## [Material shown]
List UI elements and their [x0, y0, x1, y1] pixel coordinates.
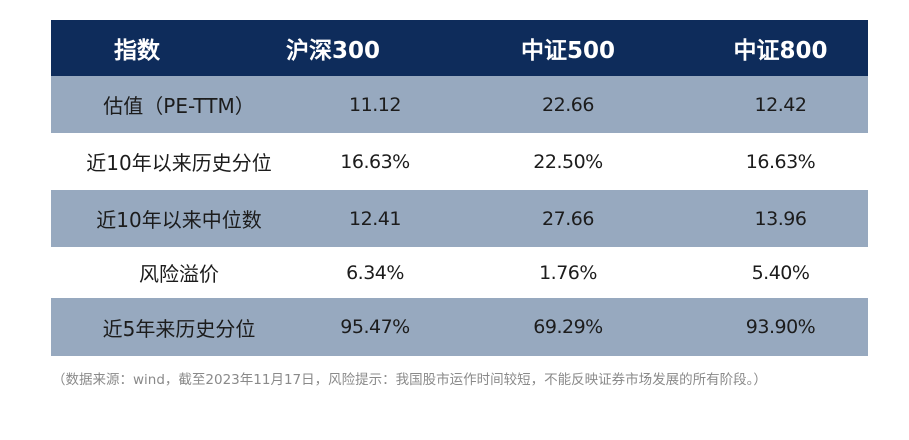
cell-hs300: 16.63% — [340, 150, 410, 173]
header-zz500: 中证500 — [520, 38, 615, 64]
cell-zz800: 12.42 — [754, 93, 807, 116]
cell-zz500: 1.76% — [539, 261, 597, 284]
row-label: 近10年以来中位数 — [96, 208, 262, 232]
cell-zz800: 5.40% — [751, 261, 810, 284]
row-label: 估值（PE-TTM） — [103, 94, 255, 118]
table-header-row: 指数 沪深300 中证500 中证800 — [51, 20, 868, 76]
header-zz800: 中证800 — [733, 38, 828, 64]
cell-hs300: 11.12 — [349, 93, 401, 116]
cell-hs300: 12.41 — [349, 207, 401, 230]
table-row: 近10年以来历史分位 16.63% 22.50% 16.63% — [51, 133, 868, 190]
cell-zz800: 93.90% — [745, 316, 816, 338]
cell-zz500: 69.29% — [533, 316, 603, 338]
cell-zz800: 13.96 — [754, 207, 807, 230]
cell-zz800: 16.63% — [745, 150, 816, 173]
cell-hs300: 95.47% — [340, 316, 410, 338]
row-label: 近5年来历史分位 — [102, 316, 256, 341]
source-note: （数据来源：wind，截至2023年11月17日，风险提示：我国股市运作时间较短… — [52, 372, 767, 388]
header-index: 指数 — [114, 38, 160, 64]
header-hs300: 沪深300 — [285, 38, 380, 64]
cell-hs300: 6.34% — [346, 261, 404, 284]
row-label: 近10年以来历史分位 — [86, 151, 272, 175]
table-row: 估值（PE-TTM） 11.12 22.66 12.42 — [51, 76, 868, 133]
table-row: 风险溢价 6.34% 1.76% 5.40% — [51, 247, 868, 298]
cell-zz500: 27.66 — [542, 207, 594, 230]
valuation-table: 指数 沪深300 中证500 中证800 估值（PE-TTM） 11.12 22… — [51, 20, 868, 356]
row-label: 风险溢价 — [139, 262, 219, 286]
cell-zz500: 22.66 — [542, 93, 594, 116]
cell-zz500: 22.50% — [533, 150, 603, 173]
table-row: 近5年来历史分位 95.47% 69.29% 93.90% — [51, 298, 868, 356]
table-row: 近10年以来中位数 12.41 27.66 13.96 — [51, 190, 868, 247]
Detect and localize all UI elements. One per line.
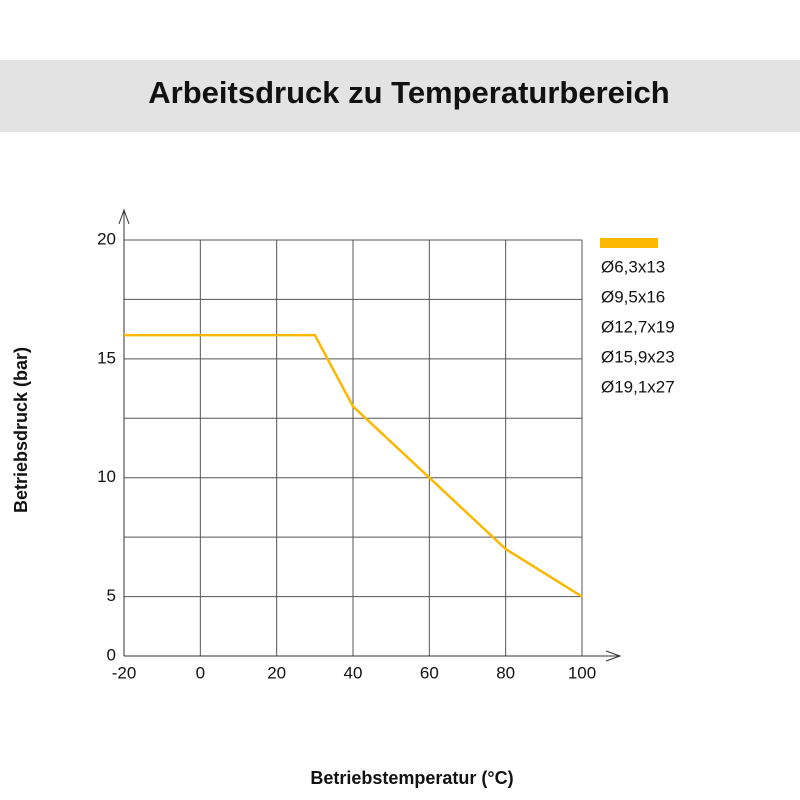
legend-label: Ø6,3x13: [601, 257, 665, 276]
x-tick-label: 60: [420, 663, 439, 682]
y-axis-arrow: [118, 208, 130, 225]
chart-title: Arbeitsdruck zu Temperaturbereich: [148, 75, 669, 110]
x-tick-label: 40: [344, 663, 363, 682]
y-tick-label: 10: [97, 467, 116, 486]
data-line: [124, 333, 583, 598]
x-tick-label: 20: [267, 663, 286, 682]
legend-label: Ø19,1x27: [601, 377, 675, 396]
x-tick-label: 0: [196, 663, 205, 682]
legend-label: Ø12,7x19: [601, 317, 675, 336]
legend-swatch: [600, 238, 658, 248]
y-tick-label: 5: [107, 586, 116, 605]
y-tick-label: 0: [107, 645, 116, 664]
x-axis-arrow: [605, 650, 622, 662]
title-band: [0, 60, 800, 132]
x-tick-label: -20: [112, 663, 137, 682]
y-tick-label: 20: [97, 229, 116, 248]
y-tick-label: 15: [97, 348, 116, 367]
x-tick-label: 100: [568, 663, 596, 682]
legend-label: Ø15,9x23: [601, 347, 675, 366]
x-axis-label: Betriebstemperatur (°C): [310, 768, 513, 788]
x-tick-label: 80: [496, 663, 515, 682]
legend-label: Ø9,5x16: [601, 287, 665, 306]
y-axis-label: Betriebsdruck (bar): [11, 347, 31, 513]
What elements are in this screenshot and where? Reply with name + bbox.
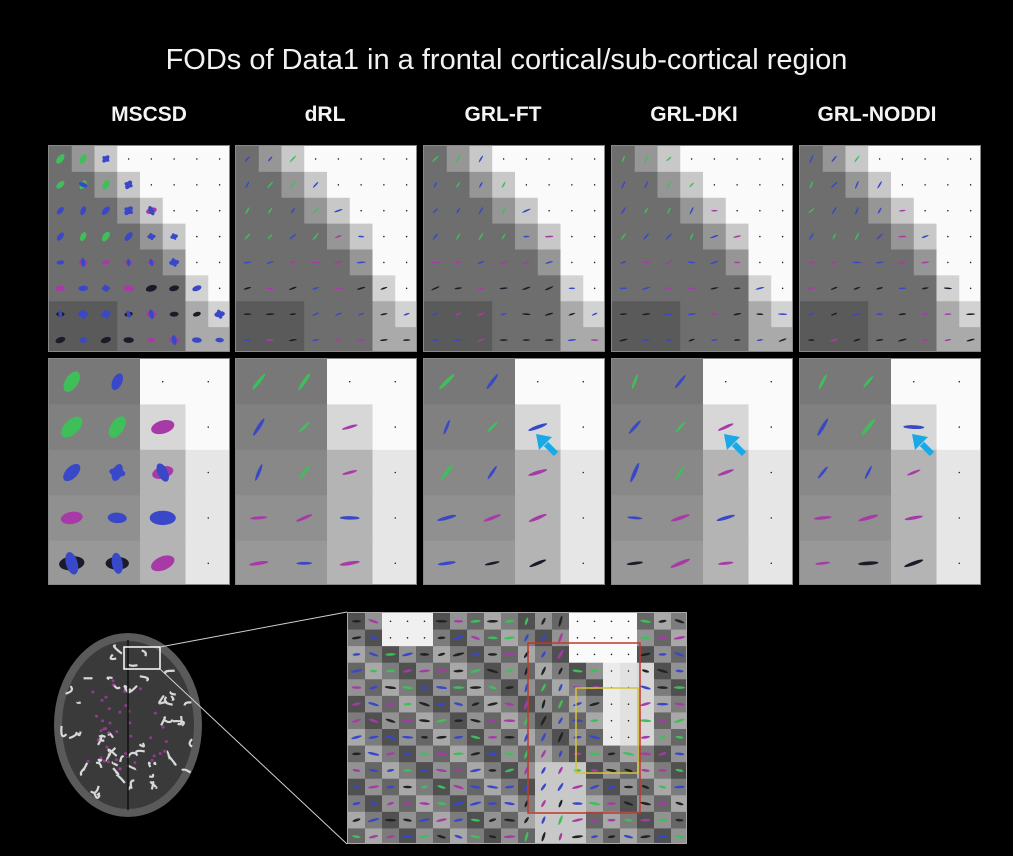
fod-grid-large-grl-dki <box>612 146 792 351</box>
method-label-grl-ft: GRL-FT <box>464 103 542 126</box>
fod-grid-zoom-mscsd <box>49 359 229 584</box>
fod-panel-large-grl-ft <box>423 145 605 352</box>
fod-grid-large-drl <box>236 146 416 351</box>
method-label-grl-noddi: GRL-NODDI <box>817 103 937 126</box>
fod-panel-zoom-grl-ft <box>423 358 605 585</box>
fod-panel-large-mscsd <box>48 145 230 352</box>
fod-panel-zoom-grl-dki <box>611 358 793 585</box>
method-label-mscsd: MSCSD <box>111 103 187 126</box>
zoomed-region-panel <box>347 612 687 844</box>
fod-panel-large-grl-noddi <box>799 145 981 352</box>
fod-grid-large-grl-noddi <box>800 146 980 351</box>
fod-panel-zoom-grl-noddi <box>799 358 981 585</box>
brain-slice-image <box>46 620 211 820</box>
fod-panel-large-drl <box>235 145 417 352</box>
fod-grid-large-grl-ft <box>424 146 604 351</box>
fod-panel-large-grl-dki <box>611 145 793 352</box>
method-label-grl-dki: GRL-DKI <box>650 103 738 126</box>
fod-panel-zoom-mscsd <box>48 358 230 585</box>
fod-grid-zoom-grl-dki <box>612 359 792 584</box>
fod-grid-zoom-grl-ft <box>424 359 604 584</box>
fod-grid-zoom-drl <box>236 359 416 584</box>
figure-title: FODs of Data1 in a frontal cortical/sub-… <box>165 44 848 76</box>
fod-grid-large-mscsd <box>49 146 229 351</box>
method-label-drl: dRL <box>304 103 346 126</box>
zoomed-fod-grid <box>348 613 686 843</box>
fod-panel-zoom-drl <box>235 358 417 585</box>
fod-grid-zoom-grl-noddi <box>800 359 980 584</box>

## [What the task asks]
Please reproduce every line of the items above exactly, leaving out the pictures.

## [Finished exercise]
List UI elements and their [x0, y0, x1, y1] pixel coordinates.
cell-hs300: 16.63% — [340, 150, 410, 173]
header-zz500: 中证500 — [520, 38, 615, 64]
cell-zz800: 12.42 — [754, 93, 807, 116]
cell-zz500: 1.76% — [539, 261, 597, 284]
row-label: 近10年以来中位数 — [96, 208, 262, 232]
cell-zz800: 5.40% — [751, 261, 810, 284]
row-label: 估值（PE-TTM） — [103, 94, 255, 118]
table-header-row: 指数 沪深300 中证500 中证800 — [51, 20, 868, 76]
header-zz800: 中证800 — [733, 38, 828, 64]
cell-hs300: 11.12 — [349, 93, 401, 116]
cell-hs300: 12.41 — [349, 207, 401, 230]
table-row: 近10年以来历史分位 16.63% 22.50% 16.63% — [51, 133, 868, 190]
cell-zz800: 93.90% — [745, 316, 816, 338]
cell-zz500: 69.29% — [533, 316, 603, 338]
cell-zz800: 13.96 — [754, 207, 807, 230]
cell-zz800: 16.63% — [745, 150, 816, 173]
cell-hs300: 95.47% — [340, 316, 410, 338]
row-label: 近5年来历史分位 — [102, 316, 256, 341]
source-note: （数据来源：wind，截至2023年11月17日，风险提示：我国股市运作时间较短… — [52, 372, 767, 388]
header-index: 指数 — [114, 38, 160, 64]
header-hs300: 沪深300 — [285, 38, 380, 64]
cell-hs300: 6.34% — [346, 261, 404, 284]
row-label: 近10年以来历史分位 — [86, 151, 272, 175]
table-row: 估值（PE-TTM） 11.12 22.66 12.42 — [51, 76, 868, 133]
table-row: 风险溢价 6.34% 1.76% 5.40% — [51, 247, 868, 298]
cell-zz500: 27.66 — [542, 207, 594, 230]
valuation-table: 指数 沪深300 中证500 中证800 估值（PE-TTM） 11.12 22… — [51, 20, 868, 356]
row-label: 风险溢价 — [139, 262, 219, 286]
cell-zz500: 22.66 — [542, 93, 594, 116]
cell-zz500: 22.50% — [533, 150, 603, 173]
table-row: 近5年来历史分位 95.47% 69.29% 93.90% — [51, 298, 868, 356]
table-row: 近10年以来中位数 12.41 27.66 13.96 — [51, 190, 868, 247]
Detect and localize all UI elements. One per line.
legend-label: Ø6,3x13: [601, 257, 665, 276]
x-tick-label: 60: [420, 663, 439, 682]
y-axis-arrow: [118, 208, 130, 225]
chart-title: Arbeitsdruck zu Temperaturbereich: [148, 75, 669, 110]
x-tick-label: 40: [344, 663, 363, 682]
y-tick-label: 10: [97, 467, 116, 486]
data-line: [124, 333, 583, 598]
x-tick-label: 20: [267, 663, 286, 682]
legend-label: Ø19,1x27: [601, 377, 675, 396]
x-tick-label: 0: [196, 663, 205, 682]
legend-label: Ø12,7x19: [601, 317, 675, 336]
legend-swatch: [600, 238, 658, 248]
y-tick-label: 5: [107, 586, 116, 605]
y-tick-label: 0: [107, 645, 116, 664]
x-axis-arrow: [605, 650, 622, 662]
title-band: [0, 60, 800, 132]
x-tick-label: -20: [112, 663, 137, 682]
y-tick-label: 20: [97, 229, 116, 248]
y-tick-label: 15: [97, 348, 116, 367]
x-tick-label: 100: [568, 663, 596, 682]
legend-label: Ø15,9x23: [601, 347, 675, 366]
x-axis-label: Betriebstemperatur (°C): [310, 768, 513, 788]
x-tick-label: 80: [496, 663, 515, 682]
legend-label: Ø9,5x16: [601, 287, 665, 306]
y-axis-label: Betriebsdruck (bar): [11, 347, 31, 513]
What elements are in this screenshot and where? Reply with name + bbox.
fod-grid-large-grl-dki <box>612 146 792 351</box>
method-label-grl-ft: GRL-FT <box>464 103 542 126</box>
fod-grid-zoom-mscsd <box>49 359 229 584</box>
fod-panel-large-grl-ft <box>423 145 605 352</box>
fod-grid-large-drl <box>236 146 416 351</box>
method-label-grl-noddi: GRL-NODDI <box>817 103 937 126</box>
fod-panel-zoom-grl-ft <box>423 358 605 585</box>
fod-panel-large-mscsd <box>48 145 230 352</box>
fod-panel-zoom-grl-dki <box>611 358 793 585</box>
method-label-mscsd: MSCSD <box>111 103 187 126</box>
zoomed-region-panel <box>347 612 687 844</box>
fod-panel-large-grl-noddi <box>799 145 981 352</box>
fod-grid-large-grl-noddi <box>800 146 980 351</box>
fod-panel-zoom-grl-noddi <box>799 358 981 585</box>
brain-slice-image <box>46 620 211 820</box>
fod-panel-large-drl <box>235 145 417 352</box>
fod-grid-large-grl-ft <box>424 146 604 351</box>
fod-panel-large-grl-dki <box>611 145 793 352</box>
method-label-grl-dki: GRL-DKI <box>650 103 738 126</box>
fod-panel-zoom-mscsd <box>48 358 230 585</box>
fod-grid-zoom-grl-dki <box>612 359 792 584</box>
fod-grid-zoom-grl-ft <box>424 359 604 584</box>
fod-grid-zoom-drl <box>236 359 416 584</box>
figure-title: FODs of Data1 in a frontal cortical/sub-… <box>165 44 848 76</box>
fod-grid-large-mscsd <box>49 146 229 351</box>
method-label-drl: dRL <box>304 103 346 126</box>
zoomed-fod-grid <box>348 613 686 843</box>
fod-panel-zoom-drl <box>235 358 417 585</box>
fod-grid-zoom-grl-noddi <box>800 359 980 584</box>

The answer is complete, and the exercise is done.